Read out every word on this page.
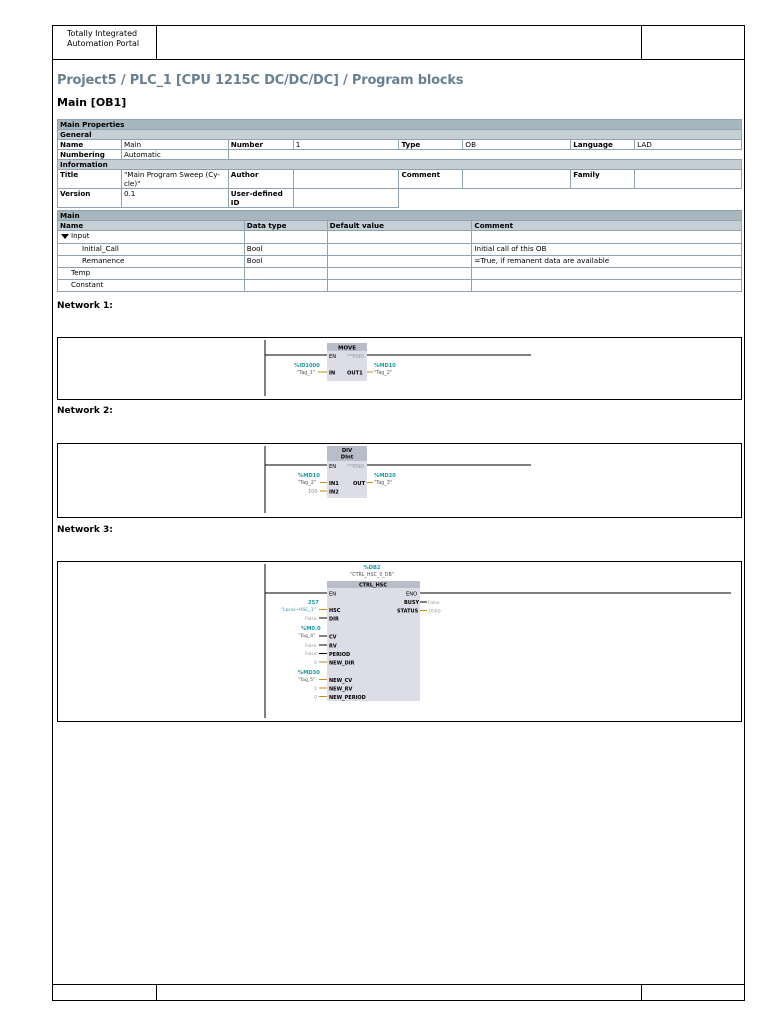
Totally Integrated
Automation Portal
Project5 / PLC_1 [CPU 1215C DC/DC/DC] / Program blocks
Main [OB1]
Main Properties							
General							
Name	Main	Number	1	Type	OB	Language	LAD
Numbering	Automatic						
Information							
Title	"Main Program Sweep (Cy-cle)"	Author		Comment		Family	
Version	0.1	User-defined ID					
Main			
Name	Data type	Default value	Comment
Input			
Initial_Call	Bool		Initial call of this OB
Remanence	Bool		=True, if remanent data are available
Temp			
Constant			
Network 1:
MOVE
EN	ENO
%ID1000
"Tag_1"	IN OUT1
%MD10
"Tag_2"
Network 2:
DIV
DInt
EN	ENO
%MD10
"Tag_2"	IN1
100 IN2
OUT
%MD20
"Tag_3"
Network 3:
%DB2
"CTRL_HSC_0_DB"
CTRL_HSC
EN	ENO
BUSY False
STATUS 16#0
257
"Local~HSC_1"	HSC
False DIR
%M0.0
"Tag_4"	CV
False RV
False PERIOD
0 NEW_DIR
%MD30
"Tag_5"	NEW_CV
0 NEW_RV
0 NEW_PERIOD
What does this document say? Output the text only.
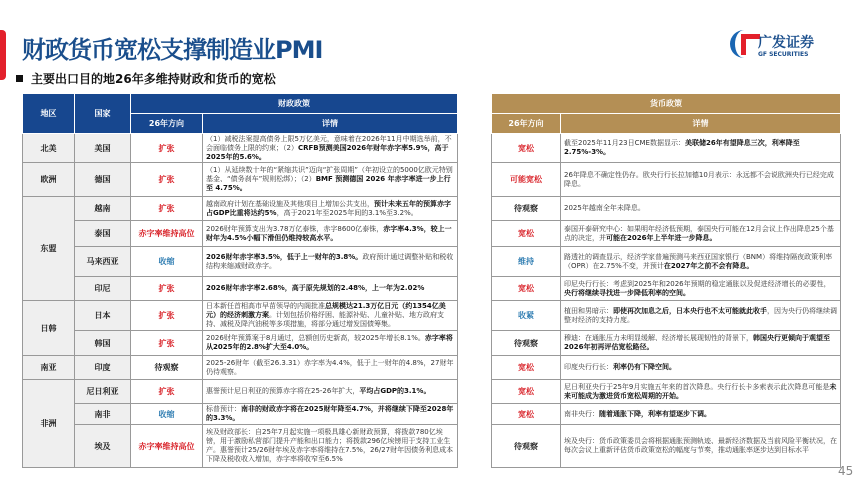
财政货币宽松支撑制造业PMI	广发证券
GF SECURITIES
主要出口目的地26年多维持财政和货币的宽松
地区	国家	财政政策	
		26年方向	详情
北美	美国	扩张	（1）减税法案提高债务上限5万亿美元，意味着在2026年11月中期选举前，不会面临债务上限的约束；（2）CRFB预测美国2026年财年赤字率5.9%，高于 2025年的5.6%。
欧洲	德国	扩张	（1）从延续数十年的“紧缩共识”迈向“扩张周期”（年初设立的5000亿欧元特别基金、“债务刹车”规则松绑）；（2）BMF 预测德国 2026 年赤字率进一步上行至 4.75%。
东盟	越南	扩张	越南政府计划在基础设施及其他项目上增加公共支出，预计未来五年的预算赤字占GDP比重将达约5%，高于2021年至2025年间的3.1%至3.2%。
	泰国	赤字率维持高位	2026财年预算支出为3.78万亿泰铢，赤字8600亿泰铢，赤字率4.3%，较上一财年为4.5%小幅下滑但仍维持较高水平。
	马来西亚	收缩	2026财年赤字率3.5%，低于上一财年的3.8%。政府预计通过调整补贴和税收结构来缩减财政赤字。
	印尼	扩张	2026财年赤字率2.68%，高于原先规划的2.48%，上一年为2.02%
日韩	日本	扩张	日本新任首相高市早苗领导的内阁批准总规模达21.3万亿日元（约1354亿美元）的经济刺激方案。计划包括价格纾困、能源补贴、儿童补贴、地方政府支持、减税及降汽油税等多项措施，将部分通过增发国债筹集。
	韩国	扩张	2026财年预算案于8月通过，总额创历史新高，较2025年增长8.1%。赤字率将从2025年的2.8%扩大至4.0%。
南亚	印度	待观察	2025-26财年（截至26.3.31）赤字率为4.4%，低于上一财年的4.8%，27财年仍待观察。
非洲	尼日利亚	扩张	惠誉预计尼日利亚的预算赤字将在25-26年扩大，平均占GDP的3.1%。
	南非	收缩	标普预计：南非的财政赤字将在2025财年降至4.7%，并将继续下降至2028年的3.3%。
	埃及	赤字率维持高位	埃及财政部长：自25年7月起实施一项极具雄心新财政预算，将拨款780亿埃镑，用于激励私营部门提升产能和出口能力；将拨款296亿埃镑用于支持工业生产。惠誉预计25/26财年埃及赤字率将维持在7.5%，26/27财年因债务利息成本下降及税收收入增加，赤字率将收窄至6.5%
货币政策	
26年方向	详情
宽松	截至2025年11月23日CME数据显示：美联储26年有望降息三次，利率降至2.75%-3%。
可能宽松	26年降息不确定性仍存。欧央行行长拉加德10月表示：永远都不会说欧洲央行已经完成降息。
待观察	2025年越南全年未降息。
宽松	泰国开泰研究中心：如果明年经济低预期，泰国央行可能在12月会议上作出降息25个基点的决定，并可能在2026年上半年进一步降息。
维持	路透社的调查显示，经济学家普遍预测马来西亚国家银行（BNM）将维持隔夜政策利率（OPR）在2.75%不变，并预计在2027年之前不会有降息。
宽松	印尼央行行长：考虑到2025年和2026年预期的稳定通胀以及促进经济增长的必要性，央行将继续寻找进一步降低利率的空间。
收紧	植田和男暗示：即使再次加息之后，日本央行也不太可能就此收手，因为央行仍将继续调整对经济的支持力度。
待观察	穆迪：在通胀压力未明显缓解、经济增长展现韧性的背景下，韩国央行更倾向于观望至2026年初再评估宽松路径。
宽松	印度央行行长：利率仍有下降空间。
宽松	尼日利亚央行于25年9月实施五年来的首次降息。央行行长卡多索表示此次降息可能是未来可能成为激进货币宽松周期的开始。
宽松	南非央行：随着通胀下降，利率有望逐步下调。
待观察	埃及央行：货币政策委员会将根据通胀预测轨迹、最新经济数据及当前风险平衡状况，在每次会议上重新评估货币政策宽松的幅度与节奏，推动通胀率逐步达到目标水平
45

--

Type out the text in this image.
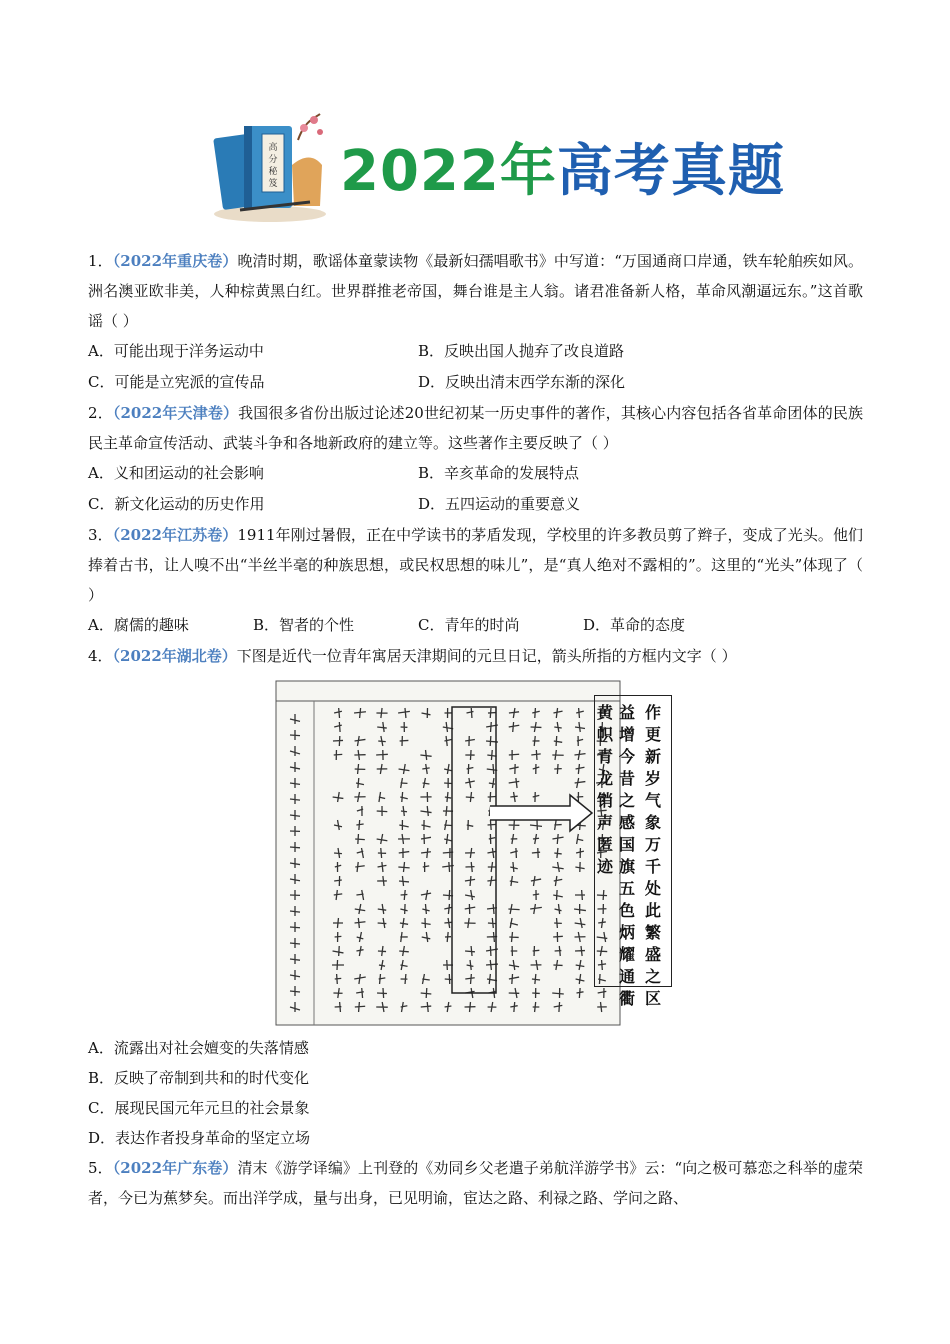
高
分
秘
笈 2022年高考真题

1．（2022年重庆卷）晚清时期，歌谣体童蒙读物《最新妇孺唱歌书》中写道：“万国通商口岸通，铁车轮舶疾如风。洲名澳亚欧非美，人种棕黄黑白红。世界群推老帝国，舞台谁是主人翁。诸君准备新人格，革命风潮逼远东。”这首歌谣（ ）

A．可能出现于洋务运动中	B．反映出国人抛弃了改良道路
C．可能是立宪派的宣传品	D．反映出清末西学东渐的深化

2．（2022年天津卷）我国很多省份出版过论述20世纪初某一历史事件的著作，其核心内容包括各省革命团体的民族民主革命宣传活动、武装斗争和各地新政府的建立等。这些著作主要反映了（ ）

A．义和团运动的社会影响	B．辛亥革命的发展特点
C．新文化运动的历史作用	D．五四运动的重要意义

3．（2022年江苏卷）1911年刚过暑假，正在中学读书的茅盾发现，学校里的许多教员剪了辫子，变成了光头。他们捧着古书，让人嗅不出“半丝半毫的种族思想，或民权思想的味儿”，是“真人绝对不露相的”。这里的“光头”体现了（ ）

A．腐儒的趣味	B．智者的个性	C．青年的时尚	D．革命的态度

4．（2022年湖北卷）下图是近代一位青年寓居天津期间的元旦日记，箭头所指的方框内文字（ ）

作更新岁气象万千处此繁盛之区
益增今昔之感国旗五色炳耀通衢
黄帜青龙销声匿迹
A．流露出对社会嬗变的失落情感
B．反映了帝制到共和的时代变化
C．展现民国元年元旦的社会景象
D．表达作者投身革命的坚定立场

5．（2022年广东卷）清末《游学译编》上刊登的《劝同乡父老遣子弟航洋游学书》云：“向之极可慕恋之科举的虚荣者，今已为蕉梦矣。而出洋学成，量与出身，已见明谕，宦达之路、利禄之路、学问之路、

* * *

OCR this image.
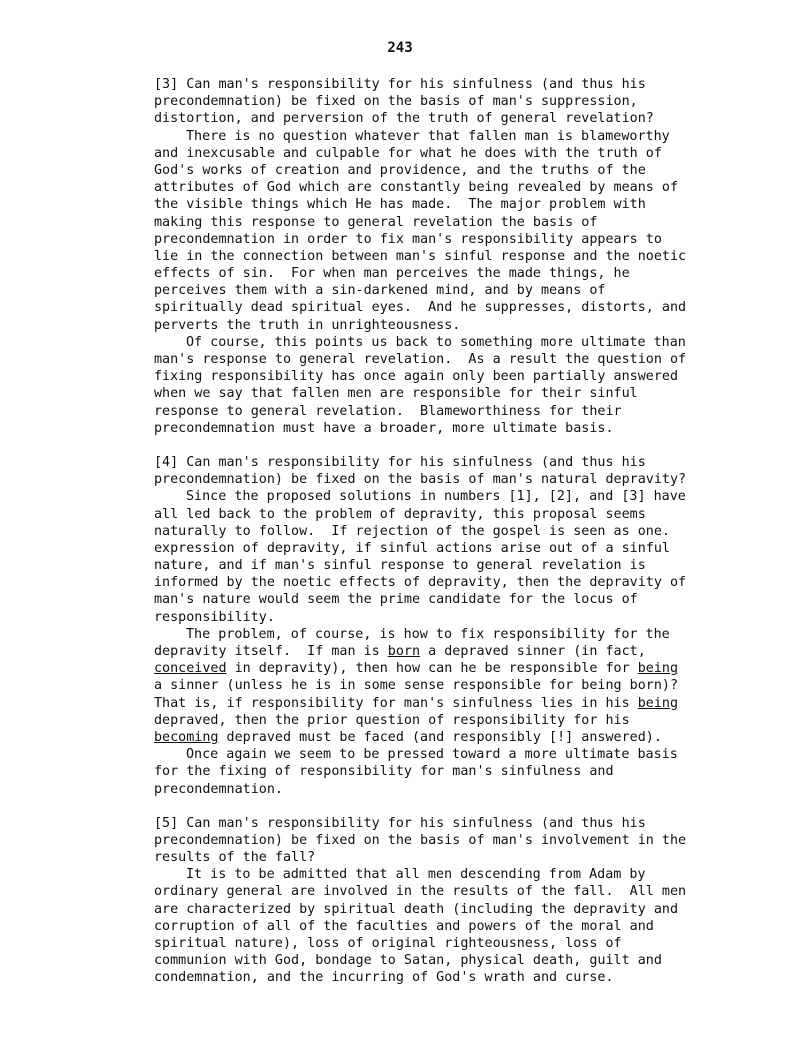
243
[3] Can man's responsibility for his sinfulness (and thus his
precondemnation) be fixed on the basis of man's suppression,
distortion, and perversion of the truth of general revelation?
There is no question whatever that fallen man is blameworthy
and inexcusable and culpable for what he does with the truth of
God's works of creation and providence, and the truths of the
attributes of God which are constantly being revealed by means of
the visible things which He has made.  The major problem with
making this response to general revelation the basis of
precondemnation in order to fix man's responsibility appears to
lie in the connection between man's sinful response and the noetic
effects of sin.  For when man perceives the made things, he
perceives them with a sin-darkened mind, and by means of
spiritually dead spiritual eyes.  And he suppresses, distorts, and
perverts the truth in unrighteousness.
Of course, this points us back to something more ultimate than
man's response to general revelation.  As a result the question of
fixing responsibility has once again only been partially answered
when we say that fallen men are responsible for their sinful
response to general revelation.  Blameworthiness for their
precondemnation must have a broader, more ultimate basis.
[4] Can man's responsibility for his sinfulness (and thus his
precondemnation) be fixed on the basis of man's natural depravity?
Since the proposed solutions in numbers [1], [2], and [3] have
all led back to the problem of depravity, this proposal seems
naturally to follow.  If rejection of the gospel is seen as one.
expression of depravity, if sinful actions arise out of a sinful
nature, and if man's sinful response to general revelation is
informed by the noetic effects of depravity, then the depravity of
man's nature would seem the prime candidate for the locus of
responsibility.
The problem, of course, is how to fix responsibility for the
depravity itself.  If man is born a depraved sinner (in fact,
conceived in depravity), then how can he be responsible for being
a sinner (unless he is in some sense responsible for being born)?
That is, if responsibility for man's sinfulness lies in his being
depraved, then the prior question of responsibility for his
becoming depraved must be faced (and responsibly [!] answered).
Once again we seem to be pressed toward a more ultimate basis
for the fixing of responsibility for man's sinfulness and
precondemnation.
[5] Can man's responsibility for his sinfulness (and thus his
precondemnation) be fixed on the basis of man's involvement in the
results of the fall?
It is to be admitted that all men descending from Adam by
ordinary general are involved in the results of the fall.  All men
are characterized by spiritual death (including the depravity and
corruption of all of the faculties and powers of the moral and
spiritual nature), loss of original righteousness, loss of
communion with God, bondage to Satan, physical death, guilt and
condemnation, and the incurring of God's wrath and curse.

# [Problem requirements]
Across the entries, how many lines contain "responsible"? Reply with the number only.

# [Written response]
3